Dataset records >>

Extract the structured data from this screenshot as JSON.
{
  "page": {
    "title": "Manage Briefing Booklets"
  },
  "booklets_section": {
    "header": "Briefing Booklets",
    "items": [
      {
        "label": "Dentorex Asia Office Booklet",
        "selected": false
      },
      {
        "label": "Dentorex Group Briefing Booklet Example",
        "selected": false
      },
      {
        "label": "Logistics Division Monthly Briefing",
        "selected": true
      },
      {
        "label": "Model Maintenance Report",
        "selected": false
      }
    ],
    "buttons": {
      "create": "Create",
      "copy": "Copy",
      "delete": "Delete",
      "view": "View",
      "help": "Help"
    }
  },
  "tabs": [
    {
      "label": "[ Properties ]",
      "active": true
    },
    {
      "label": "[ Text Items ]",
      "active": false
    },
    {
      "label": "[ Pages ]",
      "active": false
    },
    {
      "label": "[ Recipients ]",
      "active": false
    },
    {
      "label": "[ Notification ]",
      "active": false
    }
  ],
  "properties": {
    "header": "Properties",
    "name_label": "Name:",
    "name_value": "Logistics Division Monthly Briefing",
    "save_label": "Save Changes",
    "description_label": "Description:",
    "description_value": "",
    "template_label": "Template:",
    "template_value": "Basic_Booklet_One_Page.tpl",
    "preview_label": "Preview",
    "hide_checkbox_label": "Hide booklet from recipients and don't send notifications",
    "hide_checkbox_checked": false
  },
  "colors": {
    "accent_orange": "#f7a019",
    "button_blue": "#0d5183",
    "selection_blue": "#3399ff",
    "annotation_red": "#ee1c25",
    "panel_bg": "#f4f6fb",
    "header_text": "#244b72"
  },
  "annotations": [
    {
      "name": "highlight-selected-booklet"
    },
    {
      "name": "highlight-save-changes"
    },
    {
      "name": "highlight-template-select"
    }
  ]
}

WORK TO COMPLETE >> Output the listing above exactly as it appears.

RESPONSE TO THE TASK >>
Extract the structured data from this screenshot as JSON.
{
  "page": {
    "title": "Manage Briefing Booklets"
  },
  "booklets_section": {
    "header": "Briefing Booklets",
    "items": [
      {
        "label": "Dentorex Asia Office Booklet",
        "selected": false
      },
      {
        "label": "Dentorex Group Briefing Booklet Example",
        "selected": false
      },
      {
        "label": "Logistics Division Monthly Briefing",
        "selected": true
      },
      {
        "label": "Model Maintenance Report",
        "selected": false
      }
    ],
    "buttons": {
      "create": "Create",
      "copy": "Copy",
      "delete": "Delete",
      "view": "View",
      "help": "Help"
    }
  },
  "tabs": [
    {
      "label": "[ Properties ]",
      "active": true
    },
    {
      "label": "[ Text Items ]",
      "active": false
    },
    {
      "label": "[ Pages ]",
      "active": false
    },
    {
      "label": "[ Recipients ]",
      "active": false
    },
    {
      "label": "[ Notification ]",
      "active": false
    }
  ],
  "properties": {
    "header": "Properties",
    "name_label": "Name:",
    "name_value": "Logistics Division Monthly Briefing",
    "save_label": "Save Changes",
    "description_label": "Description:",
    "description_value": "",
    "template_label": "Template:",
    "template_value": "Basic_Booklet_One_Page.tpl",
    "preview_label": "Preview",
    "hide_checkbox_label": "Hide booklet from recipients and don't send notifications",
    "hide_checkbox_checked": false
  },
  "colors": {
    "accent_orange": "#f7a019",
    "button_blue": "#0d5183",
    "selection_blue": "#3399ff",
    "annotation_red": "#ee1c25",
    "panel_bg": "#f4f6fb",
    "header_text": "#244b72"
  },
  "annotations": [
    {
      "name": "highlight-selected-booklet"
    },
    {
      "name": "highlight-save-changes"
    },
    {
      "name": "highlight-template-select"
    }
  ]
}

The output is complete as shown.